Исходный отрывок -

● ● ●

Жилищные условия в «местах временного проживания» были тяжелейшими. На площади, составляющей 12–14 м2, проживало семь человек, жилые помещения не отапливались. Из приказа директора АТЗ Парфенова от 7 октября 1942 г.:

« <…> Состояние находящегося в эксплуатации жилого фонда является неудовлетворительным <…> Как правило, не проводится должной борьбы за чистоту в помещениях общего пользования, коридоры и лестницы загрязнены, выгребные ямы переполнены, входные двери не закрываются, а иногда даже сорваны, стекла разбиты <…>»[4].

Вновь прибывшим на завод работникам предоставлялось три дня на устройство личных дел, включая и оформление на работу. Не приступившим к работе не начислялась заработная плата и отбирались продовольственные карточки. Рабочие предприятий получали по карточкам 500–600 граммов, служащие и иждивенцы – 400 и дети – 300 граммов хлеба в день. Снабжение городских жителей мясом, жирами, сахаром и другими продуктами было минимальным.

● ● ●

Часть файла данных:
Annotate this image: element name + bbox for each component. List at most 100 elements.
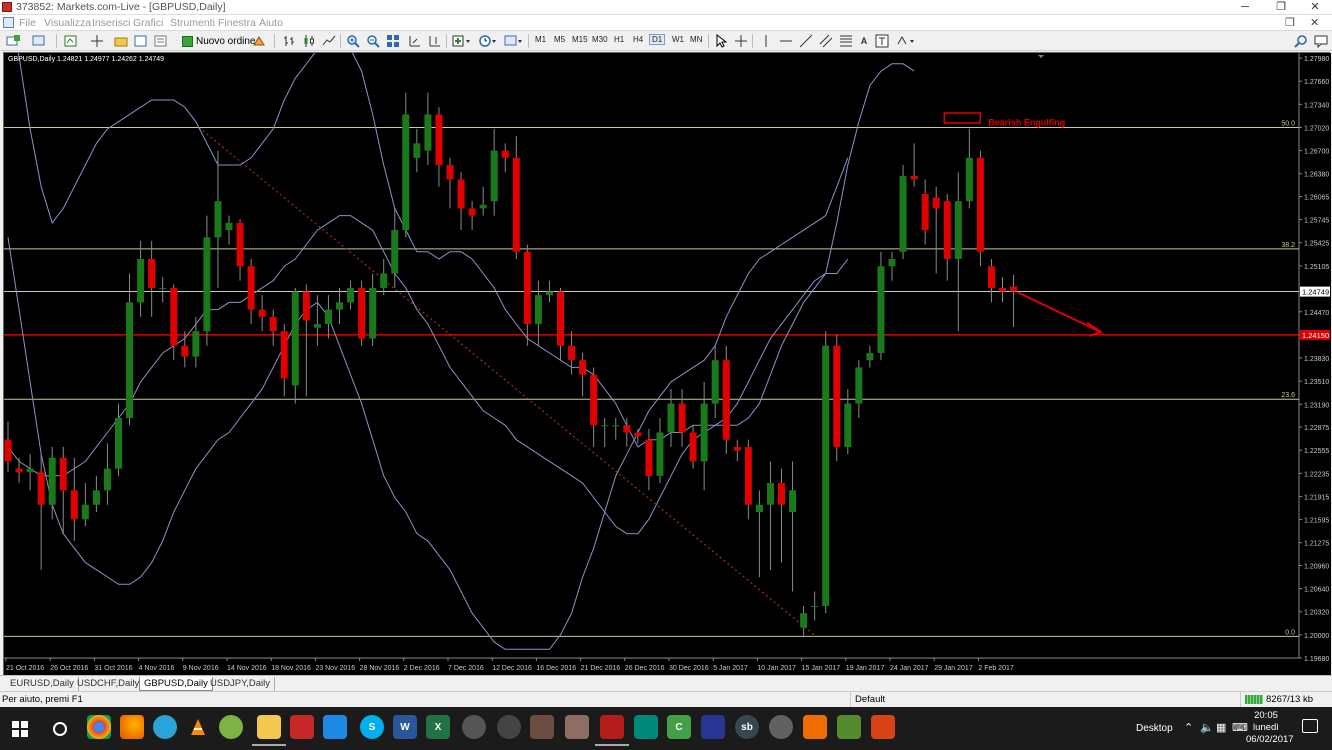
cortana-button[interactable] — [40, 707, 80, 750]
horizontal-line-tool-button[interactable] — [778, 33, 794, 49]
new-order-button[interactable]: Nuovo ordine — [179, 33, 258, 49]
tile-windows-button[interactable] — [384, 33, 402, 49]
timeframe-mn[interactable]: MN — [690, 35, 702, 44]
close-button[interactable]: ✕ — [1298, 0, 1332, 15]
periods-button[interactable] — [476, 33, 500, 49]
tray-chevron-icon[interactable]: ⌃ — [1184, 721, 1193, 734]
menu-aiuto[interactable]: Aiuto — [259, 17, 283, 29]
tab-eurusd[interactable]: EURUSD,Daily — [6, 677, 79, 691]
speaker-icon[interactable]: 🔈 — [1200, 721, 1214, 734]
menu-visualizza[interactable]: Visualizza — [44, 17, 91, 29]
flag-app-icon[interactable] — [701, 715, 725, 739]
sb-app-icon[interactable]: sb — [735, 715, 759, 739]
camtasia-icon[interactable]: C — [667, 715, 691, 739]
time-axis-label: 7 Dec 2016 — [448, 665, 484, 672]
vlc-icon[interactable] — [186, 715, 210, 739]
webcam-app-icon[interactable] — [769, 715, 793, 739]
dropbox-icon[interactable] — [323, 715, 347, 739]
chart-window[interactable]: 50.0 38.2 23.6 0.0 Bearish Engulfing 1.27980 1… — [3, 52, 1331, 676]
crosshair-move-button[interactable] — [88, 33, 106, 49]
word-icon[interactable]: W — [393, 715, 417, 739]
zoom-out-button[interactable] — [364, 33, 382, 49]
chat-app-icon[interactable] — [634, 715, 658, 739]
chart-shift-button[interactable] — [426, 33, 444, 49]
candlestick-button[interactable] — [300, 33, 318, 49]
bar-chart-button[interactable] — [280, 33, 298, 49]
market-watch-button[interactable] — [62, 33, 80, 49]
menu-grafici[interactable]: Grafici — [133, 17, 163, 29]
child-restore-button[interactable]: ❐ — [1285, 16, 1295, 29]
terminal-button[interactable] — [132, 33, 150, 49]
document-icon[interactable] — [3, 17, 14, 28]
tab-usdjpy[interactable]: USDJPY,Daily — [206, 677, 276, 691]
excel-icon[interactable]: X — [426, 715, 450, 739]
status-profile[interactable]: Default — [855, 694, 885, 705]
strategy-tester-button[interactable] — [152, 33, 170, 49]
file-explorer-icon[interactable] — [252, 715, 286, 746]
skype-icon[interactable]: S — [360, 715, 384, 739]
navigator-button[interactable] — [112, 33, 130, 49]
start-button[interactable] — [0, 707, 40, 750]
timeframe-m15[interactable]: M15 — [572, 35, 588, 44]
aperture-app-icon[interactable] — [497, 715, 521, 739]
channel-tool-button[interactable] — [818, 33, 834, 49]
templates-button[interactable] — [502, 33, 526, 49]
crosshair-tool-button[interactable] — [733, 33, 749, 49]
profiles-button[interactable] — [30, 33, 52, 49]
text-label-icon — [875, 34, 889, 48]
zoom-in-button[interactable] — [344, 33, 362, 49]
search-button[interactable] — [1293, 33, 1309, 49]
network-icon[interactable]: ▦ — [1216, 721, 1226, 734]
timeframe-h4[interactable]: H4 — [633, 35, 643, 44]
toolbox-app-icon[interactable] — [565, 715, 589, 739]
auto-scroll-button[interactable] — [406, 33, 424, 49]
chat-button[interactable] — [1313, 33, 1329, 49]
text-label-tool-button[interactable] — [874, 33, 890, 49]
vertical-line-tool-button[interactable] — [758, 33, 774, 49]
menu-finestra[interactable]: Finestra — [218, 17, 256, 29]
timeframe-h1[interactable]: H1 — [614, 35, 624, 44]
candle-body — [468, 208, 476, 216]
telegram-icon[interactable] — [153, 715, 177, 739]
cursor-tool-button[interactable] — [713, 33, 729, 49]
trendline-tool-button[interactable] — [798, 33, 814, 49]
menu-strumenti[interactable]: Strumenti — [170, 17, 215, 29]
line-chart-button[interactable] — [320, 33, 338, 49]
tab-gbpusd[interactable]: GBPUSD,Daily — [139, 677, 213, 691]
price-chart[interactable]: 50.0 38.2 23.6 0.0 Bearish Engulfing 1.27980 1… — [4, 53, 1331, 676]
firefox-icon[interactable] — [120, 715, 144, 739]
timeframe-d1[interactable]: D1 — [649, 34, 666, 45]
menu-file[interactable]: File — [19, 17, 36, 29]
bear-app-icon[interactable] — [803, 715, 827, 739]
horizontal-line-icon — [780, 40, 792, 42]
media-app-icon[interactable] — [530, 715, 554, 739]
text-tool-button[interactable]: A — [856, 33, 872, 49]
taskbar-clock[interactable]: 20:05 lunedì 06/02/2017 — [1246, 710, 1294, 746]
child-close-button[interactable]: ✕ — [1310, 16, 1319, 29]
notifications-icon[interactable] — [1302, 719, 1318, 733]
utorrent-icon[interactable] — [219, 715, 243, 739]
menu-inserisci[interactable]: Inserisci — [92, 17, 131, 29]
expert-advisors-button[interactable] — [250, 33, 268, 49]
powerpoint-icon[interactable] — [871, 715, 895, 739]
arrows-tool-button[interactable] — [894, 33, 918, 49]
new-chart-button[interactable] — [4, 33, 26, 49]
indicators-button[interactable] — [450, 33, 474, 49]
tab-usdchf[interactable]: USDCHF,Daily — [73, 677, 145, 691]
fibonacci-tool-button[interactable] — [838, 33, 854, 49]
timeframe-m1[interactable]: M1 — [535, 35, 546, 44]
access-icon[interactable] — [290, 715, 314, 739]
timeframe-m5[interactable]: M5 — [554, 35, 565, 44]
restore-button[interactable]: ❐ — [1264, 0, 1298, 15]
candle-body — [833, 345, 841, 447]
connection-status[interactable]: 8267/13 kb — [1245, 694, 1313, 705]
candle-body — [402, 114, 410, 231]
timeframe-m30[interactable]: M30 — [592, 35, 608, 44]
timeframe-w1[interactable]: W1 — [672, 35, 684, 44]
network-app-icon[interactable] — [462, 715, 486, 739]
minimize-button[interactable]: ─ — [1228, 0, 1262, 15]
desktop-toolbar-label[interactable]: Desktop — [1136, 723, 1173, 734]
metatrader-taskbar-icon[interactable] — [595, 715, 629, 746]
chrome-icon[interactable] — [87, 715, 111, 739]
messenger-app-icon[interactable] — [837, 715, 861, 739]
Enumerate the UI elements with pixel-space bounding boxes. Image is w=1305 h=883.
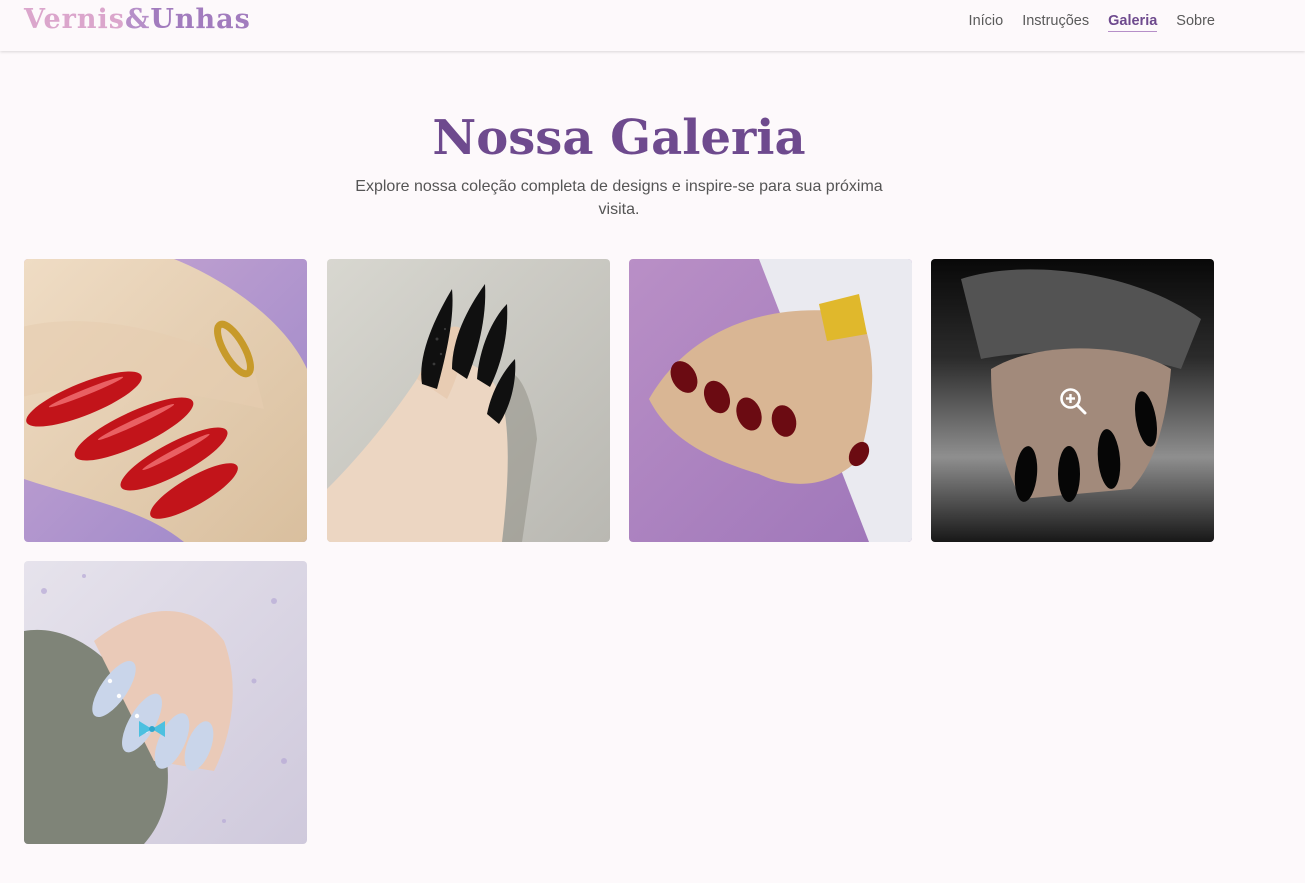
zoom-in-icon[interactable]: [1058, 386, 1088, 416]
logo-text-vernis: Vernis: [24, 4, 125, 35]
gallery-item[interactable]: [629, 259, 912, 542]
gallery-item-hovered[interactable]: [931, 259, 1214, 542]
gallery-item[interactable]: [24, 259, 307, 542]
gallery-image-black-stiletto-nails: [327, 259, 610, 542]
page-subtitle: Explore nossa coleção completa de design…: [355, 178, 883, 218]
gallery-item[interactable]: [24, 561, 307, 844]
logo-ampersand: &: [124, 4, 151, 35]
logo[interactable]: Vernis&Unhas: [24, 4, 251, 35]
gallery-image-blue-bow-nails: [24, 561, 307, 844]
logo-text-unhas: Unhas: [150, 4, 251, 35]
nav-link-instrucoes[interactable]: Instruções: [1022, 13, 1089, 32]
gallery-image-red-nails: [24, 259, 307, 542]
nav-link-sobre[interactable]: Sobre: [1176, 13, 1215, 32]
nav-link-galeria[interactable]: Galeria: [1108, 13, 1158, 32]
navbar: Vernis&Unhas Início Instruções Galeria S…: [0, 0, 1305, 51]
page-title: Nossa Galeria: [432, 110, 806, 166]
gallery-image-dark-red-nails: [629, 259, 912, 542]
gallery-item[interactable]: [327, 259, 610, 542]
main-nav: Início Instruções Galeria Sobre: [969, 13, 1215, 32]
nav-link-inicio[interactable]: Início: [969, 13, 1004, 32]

● ● ●

Поставленная цель 1 -
Сколько дней давали вновь прибывшим на завод работникам на устройство личных дел согласно исходному отрывку о быте работников АТЗ?
Поставленная цель 2 -
Определите, согласуется ли каждое из утверждений с исходным отрывком о быте работников АТЗ, и подтвердите каждый ответ точной цитатой из него: (a) жилые помещения отапливались; (b) иждивенцы получали по карточкам 400 граммов хлеба в день; (c) приказ директора АТЗ Парфенова датирован 7 октября 1942 г.
Поставленная цель 3 -
Продолжите исходный отрывок о быте работников АТЗ в 1942 году, начав сразу после его последнего предложения.

Результат задания 1 -
Три дня, включая оформление на работу.

Результат задания 2 -
(a) Нет: «жилые помещения не отапливались».
(b) Да: «служащие и иждивенцы – 400».
(c) Да: «Из приказа директора АТЗ Парфенова от 7 октября 1942 г.».

Результат задания 3 -
С момента эвакуации и размещения завода до 10 июля 1942 года выдача рабочим спецодежды и обуви производилась бесплатно. Но 10 июля 1942 года директор издал распоряжение, согласно которому спецодежда и спецобувь коллективного пользования должна была ежедневно, по окончании работы сдаваться в кладовую цеха на хранение[5]. Итак, одна смена, отработав, строго сдавала спецодежду в кладовую цеха на хранение. Приходила вторая смена рабочих и снова пользовалась этой же спецодеждой. Нехватка спецодежды объяснялась условиями военного времени, когда вся промышленность сосредоточила свои усилия на выпуске вооружения, а производство продукции, удовлетворяющей нужды быта, резко сократилось. На заводе ощущалась нехватка защитных средств: перчаток, фартуков, очков, респираторов.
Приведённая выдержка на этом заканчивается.